### Written task
Print every one of the rows below word for word, changing nothing.

### Data extract
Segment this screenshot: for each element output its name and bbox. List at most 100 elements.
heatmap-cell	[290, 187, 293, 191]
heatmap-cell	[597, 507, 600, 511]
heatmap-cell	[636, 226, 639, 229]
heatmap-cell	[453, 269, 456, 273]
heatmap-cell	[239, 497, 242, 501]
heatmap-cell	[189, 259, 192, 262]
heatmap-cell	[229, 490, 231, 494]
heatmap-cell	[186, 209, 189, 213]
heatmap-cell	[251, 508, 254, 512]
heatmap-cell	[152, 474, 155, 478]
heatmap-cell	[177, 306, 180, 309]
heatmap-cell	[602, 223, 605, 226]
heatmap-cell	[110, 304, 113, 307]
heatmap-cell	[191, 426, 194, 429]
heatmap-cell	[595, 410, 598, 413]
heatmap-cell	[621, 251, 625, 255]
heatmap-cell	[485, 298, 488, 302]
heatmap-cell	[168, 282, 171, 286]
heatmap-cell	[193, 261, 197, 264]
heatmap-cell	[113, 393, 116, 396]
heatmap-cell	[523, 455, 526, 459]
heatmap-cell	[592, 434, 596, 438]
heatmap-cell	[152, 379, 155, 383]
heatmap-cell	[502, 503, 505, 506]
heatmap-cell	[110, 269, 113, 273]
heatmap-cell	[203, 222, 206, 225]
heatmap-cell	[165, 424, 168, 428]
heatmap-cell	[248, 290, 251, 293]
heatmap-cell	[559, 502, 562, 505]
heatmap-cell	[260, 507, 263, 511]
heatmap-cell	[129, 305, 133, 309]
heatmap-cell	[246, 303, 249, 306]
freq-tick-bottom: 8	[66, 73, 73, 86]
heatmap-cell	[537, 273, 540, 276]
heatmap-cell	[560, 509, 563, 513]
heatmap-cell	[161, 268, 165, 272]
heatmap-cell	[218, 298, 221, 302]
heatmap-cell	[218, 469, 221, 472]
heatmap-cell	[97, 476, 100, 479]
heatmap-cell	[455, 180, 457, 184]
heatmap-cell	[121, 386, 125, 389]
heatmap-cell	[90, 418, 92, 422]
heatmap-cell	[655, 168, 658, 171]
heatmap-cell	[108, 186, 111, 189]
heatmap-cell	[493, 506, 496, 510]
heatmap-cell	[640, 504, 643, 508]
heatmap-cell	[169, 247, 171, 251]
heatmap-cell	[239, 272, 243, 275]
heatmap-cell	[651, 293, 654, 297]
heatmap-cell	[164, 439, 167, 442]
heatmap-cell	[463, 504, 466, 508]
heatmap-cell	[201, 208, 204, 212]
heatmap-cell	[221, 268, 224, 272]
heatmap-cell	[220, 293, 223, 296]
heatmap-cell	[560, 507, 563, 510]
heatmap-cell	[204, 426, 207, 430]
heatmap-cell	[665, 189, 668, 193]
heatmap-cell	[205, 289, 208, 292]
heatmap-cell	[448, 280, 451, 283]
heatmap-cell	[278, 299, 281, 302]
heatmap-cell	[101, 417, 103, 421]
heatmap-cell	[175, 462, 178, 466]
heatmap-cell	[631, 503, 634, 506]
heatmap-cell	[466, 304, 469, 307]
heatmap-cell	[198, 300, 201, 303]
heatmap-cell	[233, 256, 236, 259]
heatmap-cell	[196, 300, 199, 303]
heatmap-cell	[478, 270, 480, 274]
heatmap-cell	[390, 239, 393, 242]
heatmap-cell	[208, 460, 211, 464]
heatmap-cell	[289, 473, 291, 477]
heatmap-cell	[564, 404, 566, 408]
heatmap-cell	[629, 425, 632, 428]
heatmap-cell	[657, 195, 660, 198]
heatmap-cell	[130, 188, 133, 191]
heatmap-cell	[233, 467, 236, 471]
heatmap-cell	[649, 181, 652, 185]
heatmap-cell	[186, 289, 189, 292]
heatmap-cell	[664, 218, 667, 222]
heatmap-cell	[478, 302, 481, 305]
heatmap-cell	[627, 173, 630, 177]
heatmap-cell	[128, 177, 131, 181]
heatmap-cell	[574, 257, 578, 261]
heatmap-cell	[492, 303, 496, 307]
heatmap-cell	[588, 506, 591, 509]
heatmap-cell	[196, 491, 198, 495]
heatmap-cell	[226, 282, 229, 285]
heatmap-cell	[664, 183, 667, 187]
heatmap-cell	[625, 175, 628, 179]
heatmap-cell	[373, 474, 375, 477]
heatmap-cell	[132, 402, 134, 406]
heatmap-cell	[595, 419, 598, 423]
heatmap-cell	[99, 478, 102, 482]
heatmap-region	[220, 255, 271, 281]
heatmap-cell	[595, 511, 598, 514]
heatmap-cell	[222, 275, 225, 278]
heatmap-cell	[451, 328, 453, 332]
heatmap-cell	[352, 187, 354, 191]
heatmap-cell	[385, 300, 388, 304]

### Task result
Segment this screenshot: for each element output its name and bbox. List at most 100 elements.
heatmap-cell	[290, 187, 293, 191]
heatmap-cell	[597, 507, 600, 511]
heatmap-cell	[636, 226, 639, 229]
heatmap-cell	[453, 269, 456, 273]
heatmap-cell	[239, 497, 242, 501]
heatmap-cell	[189, 259, 192, 262]
heatmap-cell	[229, 490, 231, 494]
heatmap-cell	[186, 209, 189, 213]
heatmap-cell	[251, 508, 254, 512]
heatmap-cell	[152, 474, 155, 478]
heatmap-cell	[177, 306, 180, 309]
heatmap-cell	[602, 223, 605, 226]
heatmap-cell	[110, 304, 113, 307]
heatmap-cell	[191, 426, 194, 429]
heatmap-cell	[595, 410, 598, 413]
heatmap-cell	[621, 251, 625, 255]
heatmap-cell	[485, 298, 488, 302]
heatmap-cell	[168, 282, 171, 286]
heatmap-cell	[193, 261, 197, 264]
heatmap-cell	[113, 393, 116, 396]
heatmap-cell	[523, 455, 526, 459]
heatmap-cell	[592, 434, 596, 438]
heatmap-cell	[152, 379, 155, 383]
heatmap-cell	[502, 503, 505, 506]
heatmap-cell	[110, 269, 113, 273]
heatmap-cell	[203, 222, 206, 225]
heatmap-cell	[165, 424, 168, 428]
heatmap-cell	[248, 290, 251, 293]
heatmap-cell	[559, 502, 562, 505]
heatmap-cell	[260, 507, 263, 511]
heatmap-cell	[129, 305, 133, 309]
heatmap-cell	[246, 303, 249, 306]
freq-tick-bottom: 8	[66, 73, 73, 86]
heatmap-cell	[537, 273, 540, 276]
heatmap-cell	[560, 509, 563, 513]
heatmap-cell	[161, 268, 165, 272]
heatmap-cell	[218, 298, 221, 302]
heatmap-cell	[218, 469, 221, 472]
heatmap-cell	[97, 476, 100, 479]
heatmap-cell	[455, 180, 457, 184]
heatmap-cell	[121, 386, 125, 389]
heatmap-cell	[90, 418, 92, 422]
heatmap-cell	[655, 168, 658, 171]
heatmap-cell	[108, 186, 111, 189]
heatmap-cell	[493, 506, 496, 510]
heatmap-cell	[640, 504, 643, 508]
heatmap-cell	[169, 247, 171, 251]
heatmap-cell	[239, 272, 243, 275]
heatmap-cell	[651, 293, 654, 297]
heatmap-cell	[164, 439, 167, 442]
heatmap-cell	[463, 504, 466, 508]
heatmap-cell	[201, 208, 204, 212]
heatmap-cell	[221, 268, 224, 272]
heatmap-cell	[220, 293, 223, 296]
heatmap-cell	[560, 507, 563, 510]
heatmap-cell	[204, 426, 207, 430]
heatmap-cell	[665, 189, 668, 193]
heatmap-cell	[205, 289, 208, 292]
heatmap-cell	[448, 280, 451, 283]
heatmap-cell	[278, 299, 281, 302]
heatmap-cell	[101, 417, 103, 421]
heatmap-cell	[175, 462, 178, 466]
heatmap-cell	[631, 503, 634, 506]
heatmap-cell	[466, 304, 469, 307]
heatmap-cell	[198, 300, 201, 303]
heatmap-cell	[233, 256, 236, 259]
heatmap-cell	[196, 300, 199, 303]
heatmap-cell	[478, 270, 480, 274]
heatmap-cell	[390, 239, 393, 242]
heatmap-cell	[208, 460, 211, 464]
heatmap-cell	[289, 473, 291, 477]
heatmap-cell	[564, 404, 566, 408]
heatmap-cell	[629, 425, 632, 428]
heatmap-cell	[657, 195, 660, 198]
heatmap-cell	[130, 188, 133, 191]
heatmap-cell	[233, 467, 236, 471]
heatmap-cell	[649, 181, 652, 185]
heatmap-cell	[186, 289, 189, 292]
heatmap-cell	[664, 218, 667, 222]
heatmap-cell	[478, 302, 481, 305]
heatmap-cell	[627, 173, 630, 177]
heatmap-cell	[128, 177, 131, 181]
heatmap-cell	[574, 257, 578, 261]
heatmap-cell	[492, 303, 496, 307]
heatmap-cell	[588, 506, 591, 509]
heatmap-cell	[196, 491, 198, 495]
heatmap-cell	[226, 282, 229, 285]
heatmap-cell	[664, 183, 667, 187]
heatmap-cell	[625, 175, 628, 179]
heatmap-cell	[373, 474, 375, 477]
heatmap-cell	[132, 402, 134, 406]
heatmap-cell	[595, 419, 598, 423]
heatmap-cell	[99, 478, 102, 482]
heatmap-region	[220, 255, 271, 281]
heatmap-cell	[595, 511, 598, 514]
heatmap-cell	[222, 275, 225, 278]
heatmap-cell	[451, 328, 453, 332]
heatmap-cell	[352, 187, 354, 191]
heatmap-cell	[385, 300, 388, 304]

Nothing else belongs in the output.